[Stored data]
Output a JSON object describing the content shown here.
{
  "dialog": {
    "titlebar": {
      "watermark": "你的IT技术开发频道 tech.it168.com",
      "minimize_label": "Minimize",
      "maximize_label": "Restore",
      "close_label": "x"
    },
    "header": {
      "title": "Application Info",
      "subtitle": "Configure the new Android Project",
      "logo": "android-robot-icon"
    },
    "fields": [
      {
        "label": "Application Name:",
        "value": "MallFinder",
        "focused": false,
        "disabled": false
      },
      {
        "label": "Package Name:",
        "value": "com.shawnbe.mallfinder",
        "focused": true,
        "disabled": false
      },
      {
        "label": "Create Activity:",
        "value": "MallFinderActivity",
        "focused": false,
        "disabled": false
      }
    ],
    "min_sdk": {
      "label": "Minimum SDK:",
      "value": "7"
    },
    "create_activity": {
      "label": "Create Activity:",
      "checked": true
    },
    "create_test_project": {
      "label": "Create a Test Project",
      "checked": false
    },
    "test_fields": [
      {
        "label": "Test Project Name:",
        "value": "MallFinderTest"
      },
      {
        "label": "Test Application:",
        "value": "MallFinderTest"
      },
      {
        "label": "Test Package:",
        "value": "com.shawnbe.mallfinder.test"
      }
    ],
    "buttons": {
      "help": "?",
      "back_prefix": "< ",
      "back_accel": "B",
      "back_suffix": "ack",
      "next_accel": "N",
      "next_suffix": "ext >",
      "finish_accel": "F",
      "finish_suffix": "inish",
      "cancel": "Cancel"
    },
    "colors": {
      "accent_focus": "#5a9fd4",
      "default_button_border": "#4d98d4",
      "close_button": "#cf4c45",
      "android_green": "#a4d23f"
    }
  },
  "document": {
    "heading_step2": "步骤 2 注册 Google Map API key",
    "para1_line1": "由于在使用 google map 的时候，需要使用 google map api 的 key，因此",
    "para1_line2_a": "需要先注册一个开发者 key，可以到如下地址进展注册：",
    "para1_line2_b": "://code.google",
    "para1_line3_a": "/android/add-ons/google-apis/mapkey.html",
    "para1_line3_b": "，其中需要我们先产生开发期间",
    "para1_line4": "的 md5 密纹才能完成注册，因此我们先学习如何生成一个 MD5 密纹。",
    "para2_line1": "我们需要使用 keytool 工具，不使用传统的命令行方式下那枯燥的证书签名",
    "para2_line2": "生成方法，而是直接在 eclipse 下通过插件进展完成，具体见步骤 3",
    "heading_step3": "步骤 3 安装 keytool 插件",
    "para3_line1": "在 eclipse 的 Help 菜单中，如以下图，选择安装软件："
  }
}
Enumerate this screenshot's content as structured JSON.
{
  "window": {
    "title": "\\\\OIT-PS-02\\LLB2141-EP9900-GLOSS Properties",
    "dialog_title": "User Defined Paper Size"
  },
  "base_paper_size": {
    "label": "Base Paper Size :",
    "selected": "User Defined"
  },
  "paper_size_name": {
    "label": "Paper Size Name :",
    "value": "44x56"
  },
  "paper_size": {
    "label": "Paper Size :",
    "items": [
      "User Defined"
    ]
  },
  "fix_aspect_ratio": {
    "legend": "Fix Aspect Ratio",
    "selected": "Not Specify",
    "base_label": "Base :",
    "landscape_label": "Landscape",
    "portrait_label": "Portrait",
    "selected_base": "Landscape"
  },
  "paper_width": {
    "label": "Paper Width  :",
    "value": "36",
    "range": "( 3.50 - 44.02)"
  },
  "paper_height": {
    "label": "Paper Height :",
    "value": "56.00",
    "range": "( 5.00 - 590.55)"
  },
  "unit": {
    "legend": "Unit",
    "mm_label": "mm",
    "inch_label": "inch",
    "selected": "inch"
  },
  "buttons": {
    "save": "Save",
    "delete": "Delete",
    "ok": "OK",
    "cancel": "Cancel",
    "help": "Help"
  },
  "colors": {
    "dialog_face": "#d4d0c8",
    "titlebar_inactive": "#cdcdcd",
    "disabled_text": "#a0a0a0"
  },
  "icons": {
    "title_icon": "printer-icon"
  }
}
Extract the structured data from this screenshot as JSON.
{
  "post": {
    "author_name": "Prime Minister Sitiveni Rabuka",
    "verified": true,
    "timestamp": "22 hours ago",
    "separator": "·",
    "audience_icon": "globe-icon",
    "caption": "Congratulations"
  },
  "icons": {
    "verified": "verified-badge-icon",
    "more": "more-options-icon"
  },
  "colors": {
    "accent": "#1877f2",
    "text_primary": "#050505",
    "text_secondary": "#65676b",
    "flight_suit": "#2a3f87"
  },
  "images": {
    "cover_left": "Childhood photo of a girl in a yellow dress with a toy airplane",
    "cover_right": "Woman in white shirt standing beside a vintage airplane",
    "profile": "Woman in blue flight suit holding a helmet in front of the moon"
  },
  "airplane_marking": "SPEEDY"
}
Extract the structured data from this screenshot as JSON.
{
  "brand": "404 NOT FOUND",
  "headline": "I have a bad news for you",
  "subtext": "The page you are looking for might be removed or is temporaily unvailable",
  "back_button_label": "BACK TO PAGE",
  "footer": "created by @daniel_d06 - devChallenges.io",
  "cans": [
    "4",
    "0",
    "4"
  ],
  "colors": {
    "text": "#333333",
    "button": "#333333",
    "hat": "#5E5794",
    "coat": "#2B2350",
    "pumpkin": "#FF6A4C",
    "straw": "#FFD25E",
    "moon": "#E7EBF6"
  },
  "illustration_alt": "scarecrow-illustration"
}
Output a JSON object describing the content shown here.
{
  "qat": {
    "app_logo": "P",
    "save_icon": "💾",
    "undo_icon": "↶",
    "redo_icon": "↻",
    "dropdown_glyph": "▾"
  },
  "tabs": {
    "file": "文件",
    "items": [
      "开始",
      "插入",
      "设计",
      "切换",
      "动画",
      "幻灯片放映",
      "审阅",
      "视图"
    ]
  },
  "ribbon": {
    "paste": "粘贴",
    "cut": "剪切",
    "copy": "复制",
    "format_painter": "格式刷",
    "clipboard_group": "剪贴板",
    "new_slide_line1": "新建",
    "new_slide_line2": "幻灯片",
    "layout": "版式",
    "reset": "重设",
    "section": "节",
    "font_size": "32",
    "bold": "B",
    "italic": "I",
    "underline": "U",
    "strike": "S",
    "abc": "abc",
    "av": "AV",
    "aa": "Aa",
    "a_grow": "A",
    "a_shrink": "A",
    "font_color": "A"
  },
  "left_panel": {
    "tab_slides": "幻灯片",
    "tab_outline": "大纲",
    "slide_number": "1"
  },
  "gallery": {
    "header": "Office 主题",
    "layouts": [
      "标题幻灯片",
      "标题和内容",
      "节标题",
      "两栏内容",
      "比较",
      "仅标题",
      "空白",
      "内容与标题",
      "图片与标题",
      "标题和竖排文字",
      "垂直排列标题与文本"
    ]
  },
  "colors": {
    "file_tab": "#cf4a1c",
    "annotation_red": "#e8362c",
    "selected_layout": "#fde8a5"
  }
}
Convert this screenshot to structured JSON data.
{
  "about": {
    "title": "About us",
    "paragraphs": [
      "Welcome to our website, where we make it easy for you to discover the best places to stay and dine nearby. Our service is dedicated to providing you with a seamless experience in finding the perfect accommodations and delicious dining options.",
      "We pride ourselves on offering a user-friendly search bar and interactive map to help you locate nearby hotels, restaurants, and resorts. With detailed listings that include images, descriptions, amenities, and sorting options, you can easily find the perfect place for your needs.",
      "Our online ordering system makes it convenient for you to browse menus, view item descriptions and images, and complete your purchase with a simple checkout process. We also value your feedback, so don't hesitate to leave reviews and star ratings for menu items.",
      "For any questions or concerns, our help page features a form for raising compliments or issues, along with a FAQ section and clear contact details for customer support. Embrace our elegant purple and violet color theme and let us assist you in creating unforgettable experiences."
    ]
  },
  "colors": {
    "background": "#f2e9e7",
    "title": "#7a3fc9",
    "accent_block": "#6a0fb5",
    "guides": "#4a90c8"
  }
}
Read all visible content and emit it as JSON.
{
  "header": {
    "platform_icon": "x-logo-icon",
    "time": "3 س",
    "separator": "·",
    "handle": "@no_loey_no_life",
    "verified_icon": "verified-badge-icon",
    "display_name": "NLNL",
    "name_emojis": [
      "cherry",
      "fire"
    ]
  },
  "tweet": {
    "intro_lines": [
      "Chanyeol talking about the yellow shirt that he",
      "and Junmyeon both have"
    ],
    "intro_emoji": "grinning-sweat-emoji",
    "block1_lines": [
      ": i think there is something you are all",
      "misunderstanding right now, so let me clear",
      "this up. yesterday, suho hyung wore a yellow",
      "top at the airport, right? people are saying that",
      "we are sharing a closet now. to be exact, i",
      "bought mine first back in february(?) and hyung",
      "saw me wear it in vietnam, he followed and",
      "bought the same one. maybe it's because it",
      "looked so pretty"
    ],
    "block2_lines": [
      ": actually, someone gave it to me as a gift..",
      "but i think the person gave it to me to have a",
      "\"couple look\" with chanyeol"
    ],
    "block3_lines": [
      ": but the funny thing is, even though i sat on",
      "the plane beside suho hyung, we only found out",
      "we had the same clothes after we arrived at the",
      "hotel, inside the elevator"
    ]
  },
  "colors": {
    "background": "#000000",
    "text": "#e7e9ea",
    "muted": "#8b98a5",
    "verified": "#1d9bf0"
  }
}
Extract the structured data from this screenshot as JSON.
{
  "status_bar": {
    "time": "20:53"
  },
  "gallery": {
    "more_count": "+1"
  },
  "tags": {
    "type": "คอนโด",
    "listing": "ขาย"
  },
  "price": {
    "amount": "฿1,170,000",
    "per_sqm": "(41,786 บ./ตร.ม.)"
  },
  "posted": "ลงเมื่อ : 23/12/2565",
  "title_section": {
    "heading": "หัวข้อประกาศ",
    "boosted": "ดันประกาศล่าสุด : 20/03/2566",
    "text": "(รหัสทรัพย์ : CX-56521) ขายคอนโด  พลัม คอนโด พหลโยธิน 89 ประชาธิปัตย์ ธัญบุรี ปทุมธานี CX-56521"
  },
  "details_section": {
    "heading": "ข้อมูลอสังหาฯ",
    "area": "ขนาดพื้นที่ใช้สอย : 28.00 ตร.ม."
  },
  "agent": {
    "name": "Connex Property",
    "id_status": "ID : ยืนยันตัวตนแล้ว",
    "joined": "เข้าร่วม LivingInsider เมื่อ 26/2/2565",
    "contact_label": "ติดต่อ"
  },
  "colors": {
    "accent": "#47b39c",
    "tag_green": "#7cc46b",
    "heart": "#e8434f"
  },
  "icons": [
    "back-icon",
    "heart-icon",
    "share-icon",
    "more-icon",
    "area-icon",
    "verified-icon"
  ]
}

== What you have to do ==
Pick out the lines above containing the word "bought", then copy them.

== Exercise result ==
      "bought mine first back in february(?) and hyung",
      "bought the same one. maybe it's because it",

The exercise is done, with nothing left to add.